## [TASK GOAL]
Copy every line, leaving nothing out and adding nothing.

[Records contained in a dataset]
+++

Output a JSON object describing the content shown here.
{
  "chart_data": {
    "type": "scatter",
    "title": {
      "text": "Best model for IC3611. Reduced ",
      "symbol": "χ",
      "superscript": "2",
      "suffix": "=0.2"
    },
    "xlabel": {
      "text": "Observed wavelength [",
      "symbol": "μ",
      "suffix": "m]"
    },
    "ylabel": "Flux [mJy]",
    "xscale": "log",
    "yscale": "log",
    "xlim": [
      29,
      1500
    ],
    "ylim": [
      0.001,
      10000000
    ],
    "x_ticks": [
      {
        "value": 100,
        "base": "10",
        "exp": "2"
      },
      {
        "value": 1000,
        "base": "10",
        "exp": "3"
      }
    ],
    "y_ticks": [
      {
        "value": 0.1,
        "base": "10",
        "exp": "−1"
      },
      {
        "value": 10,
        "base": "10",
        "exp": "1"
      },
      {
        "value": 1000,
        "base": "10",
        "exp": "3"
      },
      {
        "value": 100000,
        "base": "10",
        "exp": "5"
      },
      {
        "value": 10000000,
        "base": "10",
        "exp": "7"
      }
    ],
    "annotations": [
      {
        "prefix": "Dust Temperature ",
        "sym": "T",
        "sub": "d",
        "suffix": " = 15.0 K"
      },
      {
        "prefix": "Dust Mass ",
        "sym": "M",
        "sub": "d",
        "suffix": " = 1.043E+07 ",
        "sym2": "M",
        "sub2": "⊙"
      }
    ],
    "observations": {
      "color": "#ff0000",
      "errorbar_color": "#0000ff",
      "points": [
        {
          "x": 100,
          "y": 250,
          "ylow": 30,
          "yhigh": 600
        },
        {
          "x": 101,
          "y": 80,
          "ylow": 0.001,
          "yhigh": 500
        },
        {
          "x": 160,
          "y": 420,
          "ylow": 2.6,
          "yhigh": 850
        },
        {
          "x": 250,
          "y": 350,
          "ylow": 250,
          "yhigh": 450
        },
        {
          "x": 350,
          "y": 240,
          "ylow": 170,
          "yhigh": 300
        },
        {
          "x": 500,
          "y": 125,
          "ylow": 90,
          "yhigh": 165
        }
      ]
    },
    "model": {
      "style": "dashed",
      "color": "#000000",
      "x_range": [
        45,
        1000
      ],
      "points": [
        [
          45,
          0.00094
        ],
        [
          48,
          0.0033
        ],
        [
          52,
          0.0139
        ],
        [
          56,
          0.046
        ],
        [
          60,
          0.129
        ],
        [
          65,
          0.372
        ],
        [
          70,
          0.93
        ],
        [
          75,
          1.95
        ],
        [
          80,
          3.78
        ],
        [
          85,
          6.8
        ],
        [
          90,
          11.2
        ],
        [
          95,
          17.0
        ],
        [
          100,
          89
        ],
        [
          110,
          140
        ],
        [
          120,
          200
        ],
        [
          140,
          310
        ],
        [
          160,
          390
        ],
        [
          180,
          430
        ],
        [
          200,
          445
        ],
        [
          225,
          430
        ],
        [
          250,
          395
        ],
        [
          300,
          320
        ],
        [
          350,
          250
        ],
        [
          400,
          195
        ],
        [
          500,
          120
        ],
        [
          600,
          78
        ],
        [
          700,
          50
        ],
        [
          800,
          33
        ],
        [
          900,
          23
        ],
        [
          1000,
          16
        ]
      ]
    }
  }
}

+++

## [CORRECT OUTPUT]
Output a JSON object describing the content shown here.
{
  "chart_data": {
    "type": "scatter",
    "title": {
      "text": "Best model for IC3611. Reduced ",
      "symbol": "χ",
      "superscript": "2",
      "suffix": "=0.2"
    },
    "xlabel": {
      "text": "Observed wavelength [",
      "symbol": "μ",
      "suffix": "m]"
    },
    "ylabel": "Flux [mJy]",
    "xscale": "log",
    "yscale": "log",
    "xlim": [
      29,
      1500
    ],
    "ylim": [
      0.001,
      10000000
    ],
    "x_ticks": [
      {
        "value": 100,
        "base": "10",
        "exp": "2"
      },
      {
        "value": 1000,
        "base": "10",
        "exp": "3"
      }
    ],
    "y_ticks": [
      {
        "value": 0.1,
        "base": "10",
        "exp": "−1"
      },
      {
        "value": 10,
        "base": "10",
        "exp": "1"
      },
      {
        "value": 1000,
        "base": "10",
        "exp": "3"
      },
      {
        "value": 100000,
        "base": "10",
        "exp": "5"
      },
      {
        "value": 10000000,
        "base": "10",
        "exp": "7"
      }
    ],
    "annotations": [
      {
        "prefix": "Dust Temperature ",
        "sym": "T",
        "sub": "d",
        "suffix": " = 15.0 K"
      },
      {
        "prefix": "Dust Mass ",
        "sym": "M",
        "sub": "d",
        "suffix": " = 1.043E+07 ",
        "sym2": "M",
        "sub2": "⊙"
      }
    ],
    "observations": {
      "color": "#ff0000",
      "errorbar_color": "#0000ff",
      "points": [
        {
          "x": 100,
          "y": 250,
          "ylow": 30,
          "yhigh": 600
        },
        {
          "x": 101,
          "y": 80,
          "ylow": 0.001,
          "yhigh": 500
        },
        {
          "x": 160,
          "y": 420,
          "ylow": 2.6,
          "yhigh": 850
        },
        {
          "x": 250,
          "y": 350,
          "ylow": 250,
          "yhigh": 450
        },
        {
          "x": 350,
          "y": 240,
          "ylow": 170,
          "yhigh": 300
        },
        {
          "x": 500,
          "y": 125,
          "ylow": 90,
          "yhigh": 165
        }
      ]
    },
    "model": {
      "style": "dashed",
      "color": "#000000",
      "x_range": [
        45,
        1000
      ],
      "points": [
        [
          45,
          0.00094
        ],
        [
          48,
          0.0033
        ],
        [
          52,
          0.0139
        ],
        [
          56,
          0.046
        ],
        [
          60,
          0.129
        ],
        [
          65,
          0.372
        ],
        [
          70,
          0.93
        ],
        [
          75,
          1.95
        ],
        [
          80,
          3.78
        ],
        [
          85,
          6.8
        ],
        [
          90,
          11.2
        ],
        [
          95,
          17.0
        ],
        [
          100,
          89
        ],
        [
          110,
          140
        ],
        [
          120,
          200
        ],
        [
          140,
          310
        ],
        [
          160,
          390
        ],
        [
          180,
          430
        ],
        [
          200,
          445
        ],
        [
          225,
          430
        ],
        [
          250,
          395
        ],
        [
          300,
          320
        ],
        [
          350,
          250
        ],
        [
          400,
          195
        ],
        [
          500,
          120
        ],
        [
          600,
          78
        ],
        [
          700,
          50
        ],
        [
          800,
          33
        ],
        [
          900,
          23
        ],
        [
          1000,
          16
        ]
      ]
    }
  }
}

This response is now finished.